■ **STATED EXERCISE**: Every entry below must be repeated exactly; skip the pictures.

■ **RECORDS TO PROCESS**:
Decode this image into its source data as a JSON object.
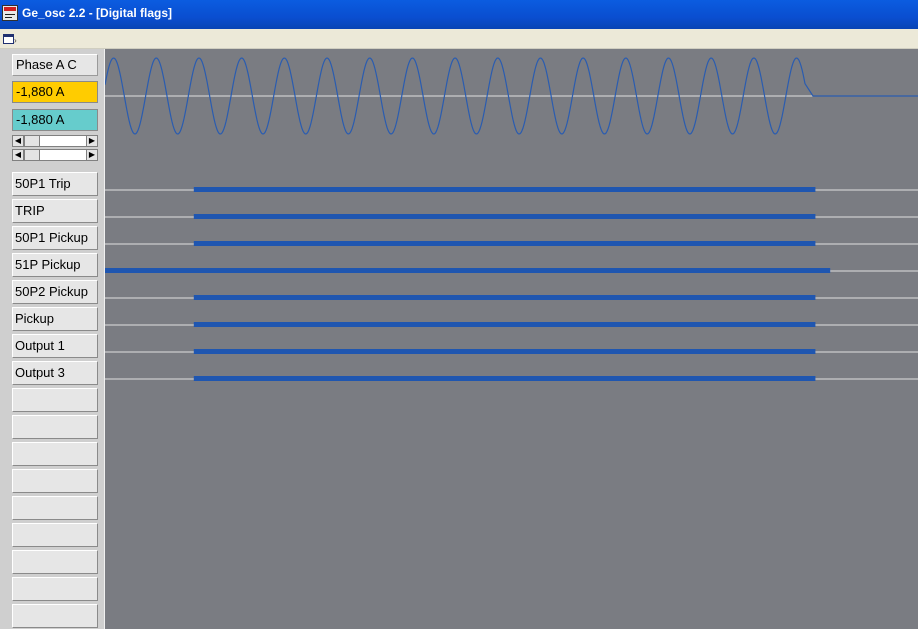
{
  "window": {
    "title": "Ge_osc  2.2 - [Digital flags]"
  },
  "analog_channel": {
    "name": "Phase A C",
    "value_primary": "-1,880 A",
    "value_secondary": "-1,880 A",
    "colors": {
      "primary_bg": "#ffcc00",
      "secondary_bg": "#66cccc",
      "waveform": "#2a5cb0"
    }
  },
  "flags": [
    {
      "label": "50P1 Trip",
      "active_start_fraction": 0.12,
      "active_end_fraction": 0.96
    },
    {
      "label": "TRIP",
      "active_start_fraction": 0.12,
      "active_end_fraction": 0.96
    },
    {
      "label": "50P1 Pickup",
      "active_start_fraction": 0.12,
      "active_end_fraction": 0.96
    },
    {
      "label": "51P Pickup",
      "active_start_fraction": 0.0,
      "active_end_fraction": 0.98
    },
    {
      "label": "50P2 Pickup",
      "active_start_fraction": 0.12,
      "active_end_fraction": 0.96
    },
    {
      "label": "Pickup",
      "active_start_fraction": 0.12,
      "active_end_fraction": 0.96
    },
    {
      "label": "Output 1",
      "active_start_fraction": 0.12,
      "active_end_fraction": 0.96
    },
    {
      "label": "Output 3",
      "active_start_fraction": 0.12,
      "active_end_fraction": 0.96
    }
  ],
  "empty_slot_count": 9,
  "colors": {
    "flag_active": "#1f56b0",
    "baseline": "#e0e0e0",
    "plot_bg": "#7a7c82",
    "title_bar": "#0a4ed0"
  },
  "icons": [
    "app-icon",
    "document-window-icon",
    "arrow-left-icon",
    "arrow-right-icon"
  ]
}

■ **RESULT**:
Decode this image into its source data as a JSON object.
{
  "window": {
    "title": "Ge_osc  2.2 - [Digital flags]"
  },
  "analog_channel": {
    "name": "Phase A C",
    "value_primary": "-1,880 A",
    "value_secondary": "-1,880 A",
    "colors": {
      "primary_bg": "#ffcc00",
      "secondary_bg": "#66cccc",
      "waveform": "#2a5cb0"
    }
  },
  "flags": [
    {
      "label": "50P1 Trip",
      "active_start_fraction": 0.12,
      "active_end_fraction": 0.96
    },
    {
      "label": "TRIP",
      "active_start_fraction": 0.12,
      "active_end_fraction": 0.96
    },
    {
      "label": "50P1 Pickup",
      "active_start_fraction": 0.12,
      "active_end_fraction": 0.96
    },
    {
      "label": "51P Pickup",
      "active_start_fraction": 0.0,
      "active_end_fraction": 0.98
    },
    {
      "label": "50P2 Pickup",
      "active_start_fraction": 0.12,
      "active_end_fraction": 0.96
    },
    {
      "label": "Pickup",
      "active_start_fraction": 0.12,
      "active_end_fraction": 0.96
    },
    {
      "label": "Output 1",
      "active_start_fraction": 0.12,
      "active_end_fraction": 0.96
    },
    {
      "label": "Output 3",
      "active_start_fraction": 0.12,
      "active_end_fraction": 0.96
    }
  ],
  "empty_slot_count": 9,
  "colors": {
    "flag_active": "#1f56b0",
    "baseline": "#e0e0e0",
    "plot_bg": "#7a7c82",
    "title_bar": "#0a4ed0"
  },
  "icons": [
    "app-icon",
    "document-window-icon",
    "arrow-left-icon",
    "arrow-right-icon"
  ]
}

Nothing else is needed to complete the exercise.